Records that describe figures
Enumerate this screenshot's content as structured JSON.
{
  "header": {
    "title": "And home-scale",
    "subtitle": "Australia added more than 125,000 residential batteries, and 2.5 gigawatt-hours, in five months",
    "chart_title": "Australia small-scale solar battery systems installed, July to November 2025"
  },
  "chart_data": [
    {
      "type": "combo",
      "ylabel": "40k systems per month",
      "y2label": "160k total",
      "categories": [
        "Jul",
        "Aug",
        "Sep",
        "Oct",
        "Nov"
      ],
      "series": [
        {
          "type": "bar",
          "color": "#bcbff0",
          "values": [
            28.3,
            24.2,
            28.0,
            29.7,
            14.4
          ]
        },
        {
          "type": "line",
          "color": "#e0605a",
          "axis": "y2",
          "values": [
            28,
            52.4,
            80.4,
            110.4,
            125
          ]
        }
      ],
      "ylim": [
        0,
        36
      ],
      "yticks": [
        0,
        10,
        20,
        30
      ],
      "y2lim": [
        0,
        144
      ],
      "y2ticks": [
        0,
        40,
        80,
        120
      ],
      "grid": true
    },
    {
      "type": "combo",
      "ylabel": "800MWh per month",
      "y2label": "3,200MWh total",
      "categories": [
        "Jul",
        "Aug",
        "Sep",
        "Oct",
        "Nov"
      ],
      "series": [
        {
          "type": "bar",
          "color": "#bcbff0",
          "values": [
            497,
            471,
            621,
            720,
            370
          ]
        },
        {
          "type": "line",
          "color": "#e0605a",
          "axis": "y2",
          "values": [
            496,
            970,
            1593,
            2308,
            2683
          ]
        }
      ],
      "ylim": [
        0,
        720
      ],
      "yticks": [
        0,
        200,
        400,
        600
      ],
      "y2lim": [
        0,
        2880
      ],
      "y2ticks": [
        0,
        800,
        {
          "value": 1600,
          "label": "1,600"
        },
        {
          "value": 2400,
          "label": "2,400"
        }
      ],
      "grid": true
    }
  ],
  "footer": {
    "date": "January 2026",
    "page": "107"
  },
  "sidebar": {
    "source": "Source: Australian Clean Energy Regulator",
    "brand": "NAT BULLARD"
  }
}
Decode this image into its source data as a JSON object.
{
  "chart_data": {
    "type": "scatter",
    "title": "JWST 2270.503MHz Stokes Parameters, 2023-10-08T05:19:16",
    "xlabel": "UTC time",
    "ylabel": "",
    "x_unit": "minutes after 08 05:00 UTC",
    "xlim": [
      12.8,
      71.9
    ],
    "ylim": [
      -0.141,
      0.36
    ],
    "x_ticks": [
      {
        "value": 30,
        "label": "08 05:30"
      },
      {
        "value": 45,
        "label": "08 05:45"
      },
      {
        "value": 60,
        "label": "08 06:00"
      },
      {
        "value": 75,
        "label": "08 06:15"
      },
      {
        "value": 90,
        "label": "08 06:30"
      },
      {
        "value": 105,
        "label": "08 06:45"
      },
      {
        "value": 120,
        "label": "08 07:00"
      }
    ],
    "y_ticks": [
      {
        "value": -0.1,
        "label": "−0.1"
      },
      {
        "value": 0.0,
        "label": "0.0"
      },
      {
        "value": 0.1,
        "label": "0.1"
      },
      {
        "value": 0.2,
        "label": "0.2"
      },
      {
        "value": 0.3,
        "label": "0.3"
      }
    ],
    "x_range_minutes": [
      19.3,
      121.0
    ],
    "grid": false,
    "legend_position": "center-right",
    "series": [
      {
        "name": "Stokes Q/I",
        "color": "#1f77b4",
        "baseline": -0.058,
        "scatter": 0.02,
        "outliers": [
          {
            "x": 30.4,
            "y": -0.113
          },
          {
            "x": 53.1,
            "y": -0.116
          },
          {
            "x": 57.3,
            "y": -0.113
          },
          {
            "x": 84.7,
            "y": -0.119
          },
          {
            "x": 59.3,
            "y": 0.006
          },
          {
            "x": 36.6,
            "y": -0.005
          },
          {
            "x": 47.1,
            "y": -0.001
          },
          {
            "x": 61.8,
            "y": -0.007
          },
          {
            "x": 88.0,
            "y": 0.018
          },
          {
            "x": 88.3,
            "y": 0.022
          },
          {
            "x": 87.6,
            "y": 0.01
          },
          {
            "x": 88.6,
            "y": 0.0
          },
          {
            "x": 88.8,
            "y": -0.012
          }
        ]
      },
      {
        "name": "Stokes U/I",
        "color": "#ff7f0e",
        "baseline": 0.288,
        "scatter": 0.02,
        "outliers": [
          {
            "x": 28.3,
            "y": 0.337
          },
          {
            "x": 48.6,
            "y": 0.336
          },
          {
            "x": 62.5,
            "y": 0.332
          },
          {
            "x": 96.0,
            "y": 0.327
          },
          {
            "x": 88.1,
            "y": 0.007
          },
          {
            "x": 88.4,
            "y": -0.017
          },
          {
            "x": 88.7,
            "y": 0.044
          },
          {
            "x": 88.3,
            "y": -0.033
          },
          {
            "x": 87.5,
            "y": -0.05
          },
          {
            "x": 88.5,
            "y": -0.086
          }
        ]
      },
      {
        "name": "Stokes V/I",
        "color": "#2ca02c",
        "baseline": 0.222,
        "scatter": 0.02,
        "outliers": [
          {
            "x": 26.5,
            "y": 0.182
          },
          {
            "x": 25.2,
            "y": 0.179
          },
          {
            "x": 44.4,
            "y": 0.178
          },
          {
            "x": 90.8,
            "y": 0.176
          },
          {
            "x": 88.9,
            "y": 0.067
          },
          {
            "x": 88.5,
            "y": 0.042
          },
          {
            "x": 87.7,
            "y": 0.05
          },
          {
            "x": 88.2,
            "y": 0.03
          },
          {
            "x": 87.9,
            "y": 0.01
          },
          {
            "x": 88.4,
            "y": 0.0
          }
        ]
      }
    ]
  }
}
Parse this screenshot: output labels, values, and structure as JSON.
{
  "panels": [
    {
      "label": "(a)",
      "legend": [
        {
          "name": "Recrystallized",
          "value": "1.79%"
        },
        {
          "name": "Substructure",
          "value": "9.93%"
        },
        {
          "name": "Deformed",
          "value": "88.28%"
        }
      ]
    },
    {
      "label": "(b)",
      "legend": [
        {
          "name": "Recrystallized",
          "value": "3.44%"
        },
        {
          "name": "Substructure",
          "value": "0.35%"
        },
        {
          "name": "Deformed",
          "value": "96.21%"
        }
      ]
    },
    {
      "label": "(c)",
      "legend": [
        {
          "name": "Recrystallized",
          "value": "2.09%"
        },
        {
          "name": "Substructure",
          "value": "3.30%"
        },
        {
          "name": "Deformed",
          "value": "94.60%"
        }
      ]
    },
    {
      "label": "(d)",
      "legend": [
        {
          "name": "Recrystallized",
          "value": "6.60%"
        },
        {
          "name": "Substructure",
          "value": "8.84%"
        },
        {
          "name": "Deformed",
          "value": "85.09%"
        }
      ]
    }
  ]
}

Your task = Copy the material above, line for line.

In response =
Enumerate this screenshot's content as structured JSON.
{
  "header": {
    "title": "And home-scale",
    "subtitle": "Australia added more than 125,000 residential batteries, and 2.5 gigawatt-hours, in five months",
    "chart_title": "Australia small-scale solar battery systems installed, July to November 2025"
  },
  "chart_data": [
    {
      "type": "combo",
      "ylabel": "40k systems per month",
      "y2label": "160k total",
      "categories": [
        "Jul",
        "Aug",
        "Sep",
        "Oct",
        "Nov"
      ],
      "series": [
        {
          "type": "bar",
          "color": "#bcbff0",
          "values": [
            28.3,
            24.2,
            28.0,
            29.7,
            14.4
          ]
        },
        {
          "type": "line",
          "color": "#e0605a",
          "axis": "y2",
          "values": [
            28,
            52.4,
            80.4,
            110.4,
            125
          ]
        }
      ],
      "ylim": [
        0,
        36
      ],
      "yticks": [
        0,
        10,
        20,
        30
      ],
      "y2lim": [
        0,
        144
      ],
      "y2ticks": [
        0,
        40,
        80,
        120
      ],
      "grid": true
    },
    {
      "type": "combo",
      "ylabel": "800MWh per month",
      "y2label": "3,200MWh total",
      "categories": [
        "Jul",
        "Aug",
        "Sep",
        "Oct",
        "Nov"
      ],
      "series": [
        {
          "type": "bar",
          "color": "#bcbff0",
          "values": [
            497,
            471,
            621,
            720,
            370
          ]
        },
        {
          "type": "line",
          "color": "#e0605a",
          "axis": "y2",
          "values": [
            496,
            970,
            1593,
            2308,
            2683
          ]
        }
      ],
      "ylim": [
        0,
        720
      ],
      "yticks": [
        0,
        200,
        400,
        600
      ],
      "y2lim": [
        0,
        2880
      ],
      "y2ticks": [
        0,
        800,
        {
          "value": 1600,
          "label": "1,600"
        },
        {
          "value": 2400,
          "label": "2,400"
        }
      ],
      "grid": true
    }
  ],
  "footer": {
    "date": "January 2026",
    "page": "107"
  },
  "sidebar": {
    "source": "Source: Australian Clean Energy Regulator",
    "brand": "NAT BULLARD"
  }
}
Decode this image into its source data as a JSON object.
{
  "chart_data": {
    "type": "scatter",
    "title": "JWST 2270.503MHz Stokes Parameters, 2023-10-08T05:19:16",
    "xlabel": "UTC time",
    "ylabel": "",
    "x_unit": "minutes after 08 05:00 UTC",
    "xlim": [
      12.8,
      71.9
    ],
    "ylim": [
      -0.141,
      0.36
    ],
    "x_ticks": [
      {
        "value": 30,
        "label": "08 05:30"
      },
      {
        "value": 45,
        "label": "08 05:45"
      },
      {
        "value": 60,
        "label": "08 06:00"
      },
      {
        "value": 75,
        "label": "08 06:15"
      },
      {
        "value": 90,
        "label": "08 06:30"
      },
      {
        "value": 105,
        "label": "08 06:45"
      },
      {
        "value": 120,
        "label": "08 07:00"
      }
    ],
    "y_ticks": [
      {
        "value": -0.1,
        "label": "−0.1"
      },
      {
        "value": 0.0,
        "label": "0.0"
      },
      {
        "value": 0.1,
        "label": "0.1"
      },
      {
        "value": 0.2,
        "label": "0.2"
      },
      {
        "value": 0.3,
        "label": "0.3"
      }
    ],
    "x_range_minutes": [
      19.3,
      121.0
    ],
    "grid": false,
    "legend_position": "center-right",
    "series": [
      {
        "name": "Stokes Q/I",
        "color": "#1f77b4",
        "baseline": -0.058,
        "scatter": 0.02,
        "outliers": [
          {
            "x": 30.4,
            "y": -0.113
          },
          {
            "x": 53.1,
            "y": -0.116
          },
          {
            "x": 57.3,
            "y": -0.113
          },
          {
            "x": 84.7,
            "y": -0.119
          },
          {
            "x": 59.3,
            "y": 0.006
          },
          {
            "x": 36.6,
            "y": -0.005
          },
          {
            "x": 47.1,
            "y": -0.001
          },
          {
            "x": 61.8,
            "y": -0.007
          },
          {
            "x": 88.0,
            "y": 0.018
          },
          {
            "x": 88.3,
            "y": 0.022
          },
          {
            "x": 87.6,
            "y": 0.01
          },
          {
            "x": 88.6,
            "y": 0.0
          },
          {
            "x": 88.8,
            "y": -0.012
          }
        ]
      },
      {
        "name": "Stokes U/I",
        "color": "#ff7f0e",
        "baseline": 0.288,
        "scatter": 0.02,
        "outliers": [
          {
            "x": 28.3,
            "y": 0.337
          },
          {
            "x": 48.6,
            "y": 0.336
          },
          {
            "x": 62.5,
            "y": 0.332
          },
          {
            "x": 96.0,
            "y": 0.327
          },
          {
            "x": 88.1,
            "y": 0.007
          },
          {
            "x": 88.4,
            "y": -0.017
          },
          {
            "x": 88.7,
            "y": 0.044
          },
          {
            "x": 88.3,
            "y": -0.033
          },
          {
            "x": 87.5,
            "y": -0.05
          },
          {
            "x": 88.5,
            "y": -0.086
          }
        ]
      },
      {
        "name": "Stokes V/I",
        "color": "#2ca02c",
        "baseline": 0.222,
        "scatter": 0.02,
        "outliers": [
          {
            "x": 26.5,
            "y": 0.182
          },
          {
            "x": 25.2,
            "y": 0.179
          },
          {
            "x": 44.4,
            "y": 0.178
          },
          {
            "x": 90.8,
            "y": 0.176
          },
          {
            "x": 88.9,
            "y": 0.067
          },
          {
            "x": 88.5,
            "y": 0.042
          },
          {
            "x": 87.7,
            "y": 0.05
          },
          {
            "x": 88.2,
            "y": 0.03
          },
          {
            "x": 87.9,
            "y": 0.01
          },
          {
            "x": 88.4,
            "y": 0.0
          }
        ]
      }
    ]
  }
}
Parse this screenshot: output labels, values, and structure as JSON.
{
  "panels": [
    {
      "label": "(a)",
      "legend": [
        {
          "name": "Recrystallized",
          "value": "1.79%"
        },
        {
          "name": "Substructure",
          "value": "9.93%"
        },
        {
          "name": "Deformed",
          "value": "88.28%"
        }
      ]
    },
    {
      "label": "(b)",
      "legend": [
        {
          "name": "Recrystallized",
          "value": "3.44%"
        },
        {
          "name": "Substructure",
          "value": "0.35%"
        },
        {
          "name": "Deformed",
          "value": "96.21%"
        }
      ]
    },
    {
      "label": "(c)",
      "legend": [
        {
          "name": "Recrystallized",
          "value": "2.09%"
        },
        {
          "name": "Substructure",
          "value": "3.30%"
        },
        {
          "name": "Deformed",
          "value": "94.60%"
        }
      ]
    },
    {
      "label": "(d)",
      "legend": [
        {
          "name": "Recrystallized",
          "value": "6.60%"
        },
        {
          "name": "Substructure",
          "value": "8.84%"
        },
        {
          "name": "Deformed",
          "value": "85.09%"
        }
      ]
    }
  ]
}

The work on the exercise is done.